» **Stated goal**:
Looking through the listing, how many of its lines hold the word "Zones"? Answer with only the number.

» **Data**:
-*-

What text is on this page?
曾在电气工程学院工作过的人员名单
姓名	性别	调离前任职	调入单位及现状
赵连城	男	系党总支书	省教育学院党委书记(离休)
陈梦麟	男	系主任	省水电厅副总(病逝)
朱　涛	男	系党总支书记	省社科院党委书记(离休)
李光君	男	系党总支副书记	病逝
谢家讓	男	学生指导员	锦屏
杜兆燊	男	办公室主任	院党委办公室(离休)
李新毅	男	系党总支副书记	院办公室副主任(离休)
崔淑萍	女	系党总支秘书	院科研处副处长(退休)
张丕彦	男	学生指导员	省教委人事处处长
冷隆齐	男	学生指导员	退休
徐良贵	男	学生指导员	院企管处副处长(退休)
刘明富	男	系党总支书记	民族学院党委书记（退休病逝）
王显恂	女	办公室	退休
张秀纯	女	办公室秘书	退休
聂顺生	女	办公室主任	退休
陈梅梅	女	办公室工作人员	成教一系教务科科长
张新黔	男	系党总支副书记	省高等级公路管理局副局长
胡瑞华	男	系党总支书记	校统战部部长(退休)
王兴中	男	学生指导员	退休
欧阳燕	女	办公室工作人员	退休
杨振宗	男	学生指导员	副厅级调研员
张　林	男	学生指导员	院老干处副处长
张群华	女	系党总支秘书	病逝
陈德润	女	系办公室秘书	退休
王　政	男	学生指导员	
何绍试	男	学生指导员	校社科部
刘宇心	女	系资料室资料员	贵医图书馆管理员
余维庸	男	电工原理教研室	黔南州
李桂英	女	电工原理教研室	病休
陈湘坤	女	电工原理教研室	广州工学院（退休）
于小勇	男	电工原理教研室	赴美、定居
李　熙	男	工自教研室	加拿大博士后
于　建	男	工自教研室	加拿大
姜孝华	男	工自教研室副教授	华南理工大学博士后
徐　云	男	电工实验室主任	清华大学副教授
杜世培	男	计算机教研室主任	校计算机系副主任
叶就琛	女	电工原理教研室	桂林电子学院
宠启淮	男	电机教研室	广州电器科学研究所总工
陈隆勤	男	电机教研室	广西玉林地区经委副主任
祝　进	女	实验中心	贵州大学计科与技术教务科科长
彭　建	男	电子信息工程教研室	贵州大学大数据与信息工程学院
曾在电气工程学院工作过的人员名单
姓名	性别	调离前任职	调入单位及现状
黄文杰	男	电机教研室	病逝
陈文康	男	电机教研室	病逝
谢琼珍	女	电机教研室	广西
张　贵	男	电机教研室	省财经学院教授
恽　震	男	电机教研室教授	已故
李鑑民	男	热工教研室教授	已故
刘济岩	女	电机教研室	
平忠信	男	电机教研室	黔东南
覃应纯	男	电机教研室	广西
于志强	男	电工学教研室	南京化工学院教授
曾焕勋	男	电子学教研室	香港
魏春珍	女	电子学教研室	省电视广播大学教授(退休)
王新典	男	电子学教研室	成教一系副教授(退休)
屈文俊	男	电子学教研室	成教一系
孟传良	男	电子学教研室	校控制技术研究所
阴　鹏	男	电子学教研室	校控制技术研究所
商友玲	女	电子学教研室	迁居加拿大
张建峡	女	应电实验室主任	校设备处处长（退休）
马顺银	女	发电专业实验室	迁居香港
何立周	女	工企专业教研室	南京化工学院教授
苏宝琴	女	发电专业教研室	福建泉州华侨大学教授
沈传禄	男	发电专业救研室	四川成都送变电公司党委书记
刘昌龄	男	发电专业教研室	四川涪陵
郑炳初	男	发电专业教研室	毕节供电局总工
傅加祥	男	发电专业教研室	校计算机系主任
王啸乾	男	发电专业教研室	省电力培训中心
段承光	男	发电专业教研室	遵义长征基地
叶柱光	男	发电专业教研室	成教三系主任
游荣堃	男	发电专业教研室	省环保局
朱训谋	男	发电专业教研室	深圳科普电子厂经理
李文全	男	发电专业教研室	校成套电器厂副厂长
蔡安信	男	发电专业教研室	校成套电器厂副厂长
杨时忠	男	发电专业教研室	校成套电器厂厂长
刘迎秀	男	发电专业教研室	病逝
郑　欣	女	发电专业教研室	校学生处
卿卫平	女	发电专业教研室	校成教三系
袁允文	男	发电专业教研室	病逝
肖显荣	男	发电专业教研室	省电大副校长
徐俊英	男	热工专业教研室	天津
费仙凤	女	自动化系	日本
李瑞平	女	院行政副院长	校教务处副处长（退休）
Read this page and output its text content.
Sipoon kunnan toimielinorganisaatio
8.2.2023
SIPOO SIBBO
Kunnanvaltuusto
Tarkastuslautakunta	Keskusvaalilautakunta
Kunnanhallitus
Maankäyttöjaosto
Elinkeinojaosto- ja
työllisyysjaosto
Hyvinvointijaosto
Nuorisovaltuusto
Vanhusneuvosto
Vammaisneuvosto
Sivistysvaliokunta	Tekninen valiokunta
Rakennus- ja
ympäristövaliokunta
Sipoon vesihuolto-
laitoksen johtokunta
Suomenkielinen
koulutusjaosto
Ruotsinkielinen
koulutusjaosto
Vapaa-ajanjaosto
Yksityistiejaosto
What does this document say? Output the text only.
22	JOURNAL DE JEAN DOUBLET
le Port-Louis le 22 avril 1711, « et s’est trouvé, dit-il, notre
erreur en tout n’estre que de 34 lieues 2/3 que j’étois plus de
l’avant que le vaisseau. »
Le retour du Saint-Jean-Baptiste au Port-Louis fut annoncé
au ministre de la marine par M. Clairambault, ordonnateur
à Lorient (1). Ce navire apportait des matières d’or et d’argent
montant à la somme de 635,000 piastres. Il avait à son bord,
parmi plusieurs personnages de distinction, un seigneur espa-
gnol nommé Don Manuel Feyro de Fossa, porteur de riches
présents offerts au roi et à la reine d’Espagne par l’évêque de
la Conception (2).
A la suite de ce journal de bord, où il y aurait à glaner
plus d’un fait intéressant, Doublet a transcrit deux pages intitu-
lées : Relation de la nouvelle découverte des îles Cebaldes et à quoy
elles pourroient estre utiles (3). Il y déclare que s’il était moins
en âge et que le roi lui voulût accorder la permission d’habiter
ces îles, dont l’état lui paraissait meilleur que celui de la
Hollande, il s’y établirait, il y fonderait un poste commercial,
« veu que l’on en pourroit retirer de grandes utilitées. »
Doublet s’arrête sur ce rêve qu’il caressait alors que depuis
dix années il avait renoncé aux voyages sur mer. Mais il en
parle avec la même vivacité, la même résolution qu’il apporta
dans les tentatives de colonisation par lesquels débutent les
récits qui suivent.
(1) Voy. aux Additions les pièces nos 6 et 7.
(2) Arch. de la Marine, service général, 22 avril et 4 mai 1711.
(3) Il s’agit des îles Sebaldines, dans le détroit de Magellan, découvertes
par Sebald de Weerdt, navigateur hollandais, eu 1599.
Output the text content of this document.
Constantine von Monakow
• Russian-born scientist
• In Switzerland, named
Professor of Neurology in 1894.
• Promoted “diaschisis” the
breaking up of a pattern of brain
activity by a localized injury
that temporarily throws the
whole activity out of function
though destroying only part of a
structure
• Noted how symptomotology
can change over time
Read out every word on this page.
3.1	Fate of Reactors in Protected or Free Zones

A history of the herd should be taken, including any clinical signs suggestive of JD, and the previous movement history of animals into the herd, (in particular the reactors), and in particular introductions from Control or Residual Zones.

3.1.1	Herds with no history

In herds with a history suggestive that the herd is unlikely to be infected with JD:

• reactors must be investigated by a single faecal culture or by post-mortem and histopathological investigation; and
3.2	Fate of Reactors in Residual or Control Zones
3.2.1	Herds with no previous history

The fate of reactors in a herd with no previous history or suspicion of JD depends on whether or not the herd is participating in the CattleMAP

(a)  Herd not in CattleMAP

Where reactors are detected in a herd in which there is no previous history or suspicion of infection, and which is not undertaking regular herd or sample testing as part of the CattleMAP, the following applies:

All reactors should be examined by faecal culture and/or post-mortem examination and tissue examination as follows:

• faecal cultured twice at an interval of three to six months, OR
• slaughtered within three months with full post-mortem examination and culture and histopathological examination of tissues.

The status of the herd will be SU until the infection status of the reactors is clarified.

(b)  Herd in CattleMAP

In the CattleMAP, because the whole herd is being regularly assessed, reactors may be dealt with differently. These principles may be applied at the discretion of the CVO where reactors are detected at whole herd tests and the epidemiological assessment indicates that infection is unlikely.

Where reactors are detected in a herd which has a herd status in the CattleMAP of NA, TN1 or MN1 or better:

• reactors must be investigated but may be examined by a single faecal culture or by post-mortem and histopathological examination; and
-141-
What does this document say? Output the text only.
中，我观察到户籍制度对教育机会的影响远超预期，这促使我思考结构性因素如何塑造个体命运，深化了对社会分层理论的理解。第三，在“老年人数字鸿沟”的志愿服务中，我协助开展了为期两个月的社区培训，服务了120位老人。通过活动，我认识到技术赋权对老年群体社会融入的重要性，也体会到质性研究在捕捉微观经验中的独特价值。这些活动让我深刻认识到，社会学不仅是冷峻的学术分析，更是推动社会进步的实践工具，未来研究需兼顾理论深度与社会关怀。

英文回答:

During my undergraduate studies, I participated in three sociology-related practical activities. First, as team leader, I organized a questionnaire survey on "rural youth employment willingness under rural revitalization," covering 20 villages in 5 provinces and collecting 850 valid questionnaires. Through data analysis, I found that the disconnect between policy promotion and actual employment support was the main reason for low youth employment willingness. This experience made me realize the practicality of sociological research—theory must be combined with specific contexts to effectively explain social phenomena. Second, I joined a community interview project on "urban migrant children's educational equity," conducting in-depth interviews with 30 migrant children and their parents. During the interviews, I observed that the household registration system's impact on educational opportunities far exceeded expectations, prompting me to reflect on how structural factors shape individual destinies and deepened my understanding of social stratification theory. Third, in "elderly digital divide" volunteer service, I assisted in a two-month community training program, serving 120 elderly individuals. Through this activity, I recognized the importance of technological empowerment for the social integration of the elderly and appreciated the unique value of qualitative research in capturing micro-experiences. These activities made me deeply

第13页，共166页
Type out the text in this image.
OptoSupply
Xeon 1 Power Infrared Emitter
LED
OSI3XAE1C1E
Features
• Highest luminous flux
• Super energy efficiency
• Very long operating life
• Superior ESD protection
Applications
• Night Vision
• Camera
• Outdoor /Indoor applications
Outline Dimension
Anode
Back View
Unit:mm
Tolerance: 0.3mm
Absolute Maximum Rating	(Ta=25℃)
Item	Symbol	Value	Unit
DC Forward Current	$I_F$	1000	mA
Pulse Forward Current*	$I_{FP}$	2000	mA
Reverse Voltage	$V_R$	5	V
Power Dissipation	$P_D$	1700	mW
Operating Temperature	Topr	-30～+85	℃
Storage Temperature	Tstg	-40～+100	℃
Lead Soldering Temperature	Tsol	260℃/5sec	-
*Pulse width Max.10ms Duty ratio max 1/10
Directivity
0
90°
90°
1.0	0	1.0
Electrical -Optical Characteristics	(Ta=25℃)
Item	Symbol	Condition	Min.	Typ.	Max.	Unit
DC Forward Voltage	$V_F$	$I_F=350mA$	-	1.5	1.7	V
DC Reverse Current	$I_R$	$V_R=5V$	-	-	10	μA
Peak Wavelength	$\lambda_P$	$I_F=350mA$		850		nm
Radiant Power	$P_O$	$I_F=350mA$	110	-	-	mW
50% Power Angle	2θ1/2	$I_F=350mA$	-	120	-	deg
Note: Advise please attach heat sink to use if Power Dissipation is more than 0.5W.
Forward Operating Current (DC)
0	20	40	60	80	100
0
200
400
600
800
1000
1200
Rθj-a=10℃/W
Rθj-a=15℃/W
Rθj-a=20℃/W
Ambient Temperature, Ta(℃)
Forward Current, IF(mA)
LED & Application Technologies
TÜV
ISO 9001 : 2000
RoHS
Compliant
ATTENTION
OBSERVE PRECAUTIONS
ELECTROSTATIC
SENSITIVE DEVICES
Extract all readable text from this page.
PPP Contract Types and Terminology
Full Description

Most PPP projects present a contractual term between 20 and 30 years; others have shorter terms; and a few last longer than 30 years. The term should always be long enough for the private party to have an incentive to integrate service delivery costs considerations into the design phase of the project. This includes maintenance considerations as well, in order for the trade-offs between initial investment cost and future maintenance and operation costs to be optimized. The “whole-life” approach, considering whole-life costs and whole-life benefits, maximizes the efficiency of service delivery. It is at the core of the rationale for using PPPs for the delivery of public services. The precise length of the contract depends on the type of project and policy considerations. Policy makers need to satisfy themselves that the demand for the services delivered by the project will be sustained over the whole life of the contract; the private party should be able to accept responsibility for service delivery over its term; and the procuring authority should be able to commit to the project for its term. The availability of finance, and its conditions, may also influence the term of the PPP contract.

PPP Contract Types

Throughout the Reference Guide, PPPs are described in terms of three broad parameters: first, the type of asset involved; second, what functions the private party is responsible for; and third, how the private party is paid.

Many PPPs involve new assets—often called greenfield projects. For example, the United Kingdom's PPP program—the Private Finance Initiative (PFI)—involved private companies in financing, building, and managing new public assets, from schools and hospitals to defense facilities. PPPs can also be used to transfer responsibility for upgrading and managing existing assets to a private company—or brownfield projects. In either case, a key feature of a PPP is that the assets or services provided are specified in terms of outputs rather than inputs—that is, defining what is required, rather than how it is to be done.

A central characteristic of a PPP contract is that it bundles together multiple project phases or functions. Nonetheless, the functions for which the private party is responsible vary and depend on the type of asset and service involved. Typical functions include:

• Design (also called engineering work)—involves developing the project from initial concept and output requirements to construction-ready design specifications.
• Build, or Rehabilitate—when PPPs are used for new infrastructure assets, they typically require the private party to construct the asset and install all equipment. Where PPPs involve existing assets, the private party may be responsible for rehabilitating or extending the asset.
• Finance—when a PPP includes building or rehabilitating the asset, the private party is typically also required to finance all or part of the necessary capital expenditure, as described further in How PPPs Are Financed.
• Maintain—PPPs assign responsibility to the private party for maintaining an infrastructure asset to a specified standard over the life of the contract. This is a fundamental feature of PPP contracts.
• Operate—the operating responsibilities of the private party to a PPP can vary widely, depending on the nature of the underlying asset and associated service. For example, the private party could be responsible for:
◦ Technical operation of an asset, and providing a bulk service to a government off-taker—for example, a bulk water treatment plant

-*-

» **Solution to this task**:
3